◆ Problem description
Can you pull out each line of the data below that includes the word "保持不变"?
START Dataset entries
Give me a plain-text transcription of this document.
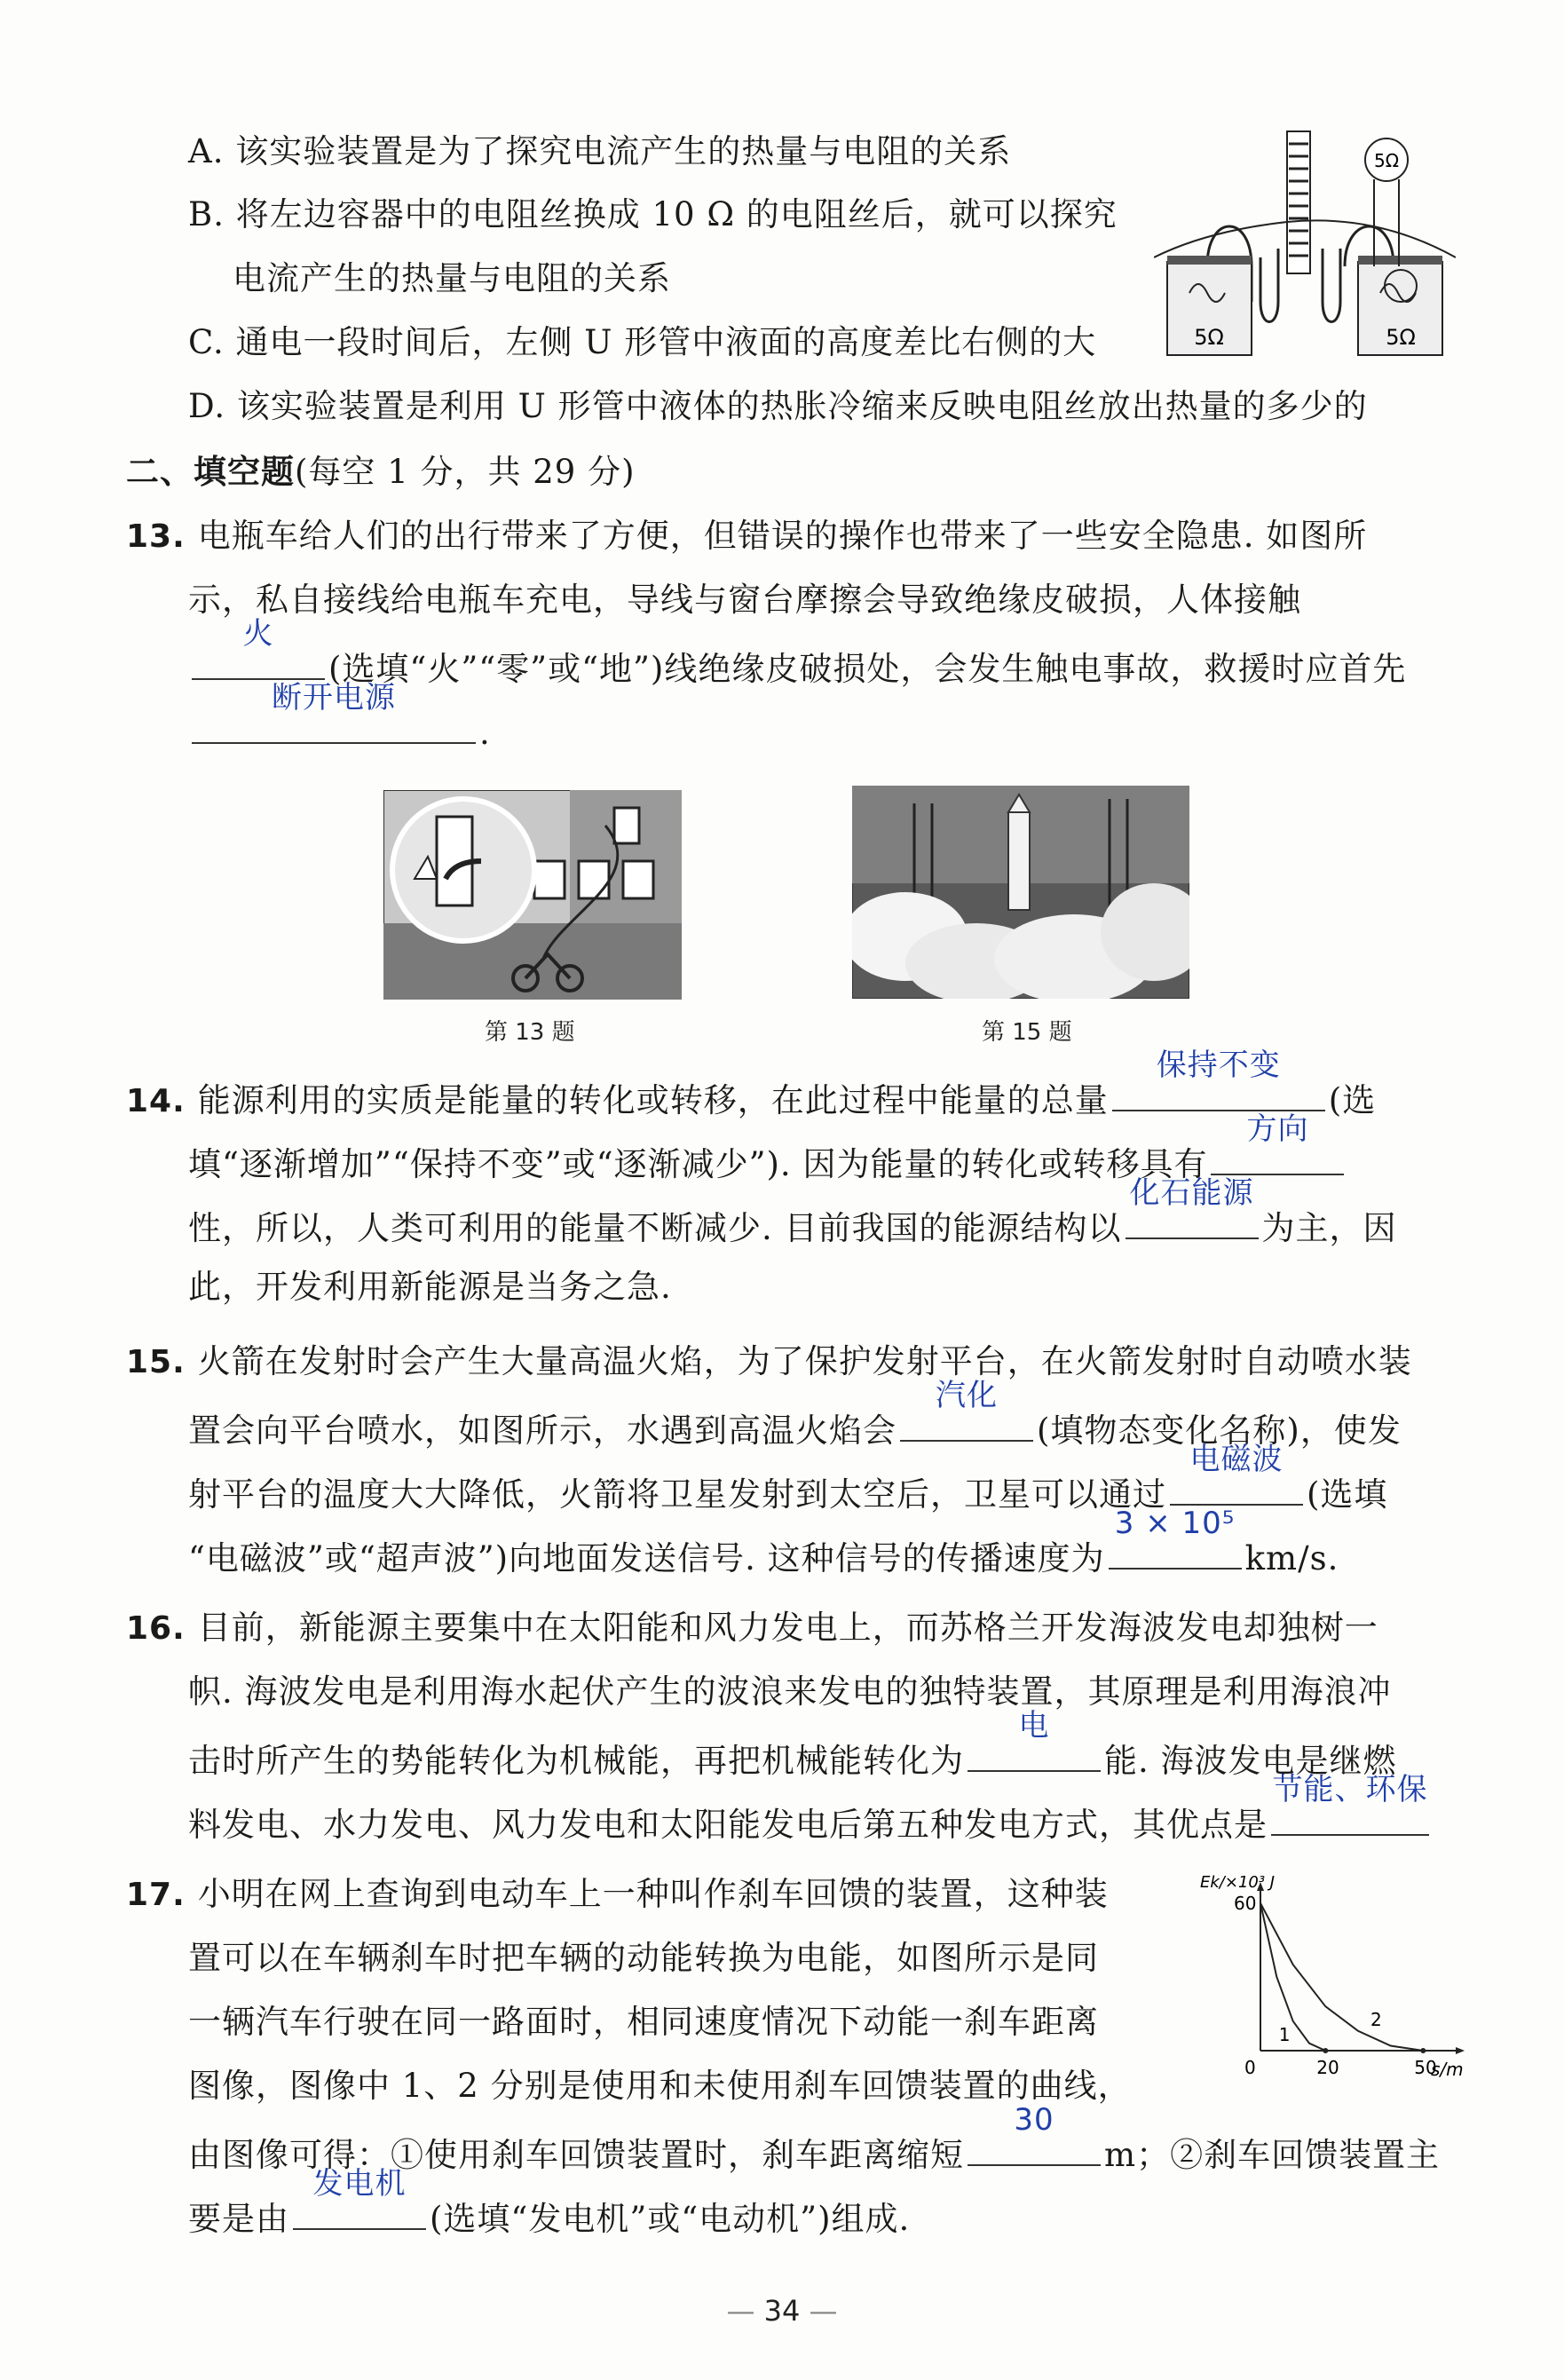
A. 该实验装置是为了探究电流产生的热量与电阻的关系
B. 将左边容器中的电阻丝换成 10 Ω 的电阻丝后，就可以探究
电流产生的热量与电阻的关系
C. 通电一段时间后，左侧 U 形管中液面的高度差比右侧的大
D. 该实验装置是利用 U 形管中液体的热胀冷缩来反映电阻丝放出热量的多少的
5Ω
5Ω	5Ω
二、填空题(每空 1 分，共 29 分)
13. 电瓶车给人们的出行带来了方便，但错误的操作也带来了一些安全隐患. 如图所
示，私自接线给电瓶车充电，导线与窗台摩擦会导致绝缘皮破损，人体接触
火
(选填“火”“零”或“地”)线绝缘皮破损处，会发生触电事故，救援时应首先
断开电源
.
第 13 题	第 15 题
14. 能源利用的实质是能量的转化或转移，在此过程中能量的总量
保持不变
(选
填“逐渐增加”“保持不变”或“逐渐减少”). 因为能量的转化或转移具有
方向
性，所以，人类可利用的能量不断减少. 目前我国的能源结构以
化石能源
为主，因
此，开发利用新能源是当务之急.
15. 火箭在发射时会产生大量高温火焰，为了保护发射平台，在火箭发射时自动喷水装
置会向平台喷水，如图所示，水遇到高温火焰会
汽化
(填物态变化名称)，使发
射平台的温度大大降低，火箭将卫星发射到太空后，卫星可以通过
电磁波
(选填
“电磁波”或“超声波”)向地面发送信号. 这种信号的传播速度为
3 × 10⁵
km/s.
16. 目前，新能源主要集中在太阳能和风力发电上，而苏格兰开发海波发电却独树一
帜. 海波发电是利用海水起伏产生的波浪来发电的独特装置，其原理是利用海浪冲
击时所产生的势能转化为机械能，再把机械能转化为
电
能. 海波发电是继燃
料发电、水力发电、风力发电和太阳能发电后第五种发电方式，其优点是
节能、环保
17. 小明在网上查询到电动车上一种叫作刹车回馈的装置，这种装
置可以在车辆刹车时把车辆的动能转换为电能，如图所示是同
一辆汽车行驶在同一路面时，相同速度情况下动能一刹车距离
图像，图像中 1、2 分别是使用和未使用刹车回馈装置的曲线，
由图像可得：①使用刹车回馈装置时，刹车距离缩短
30
m；②刹车回馈装置主
要是由
发电机
(选填“发电机”或“电动机”)组成.
Ek/×10³ J
s/m
1
2
0	20	50
60
— 34 —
END Dataset entries
◆ Task result
保持不变
填“逐渐增加”“保持不变”或“逐渐减少”). 因为能量的转化或转移具有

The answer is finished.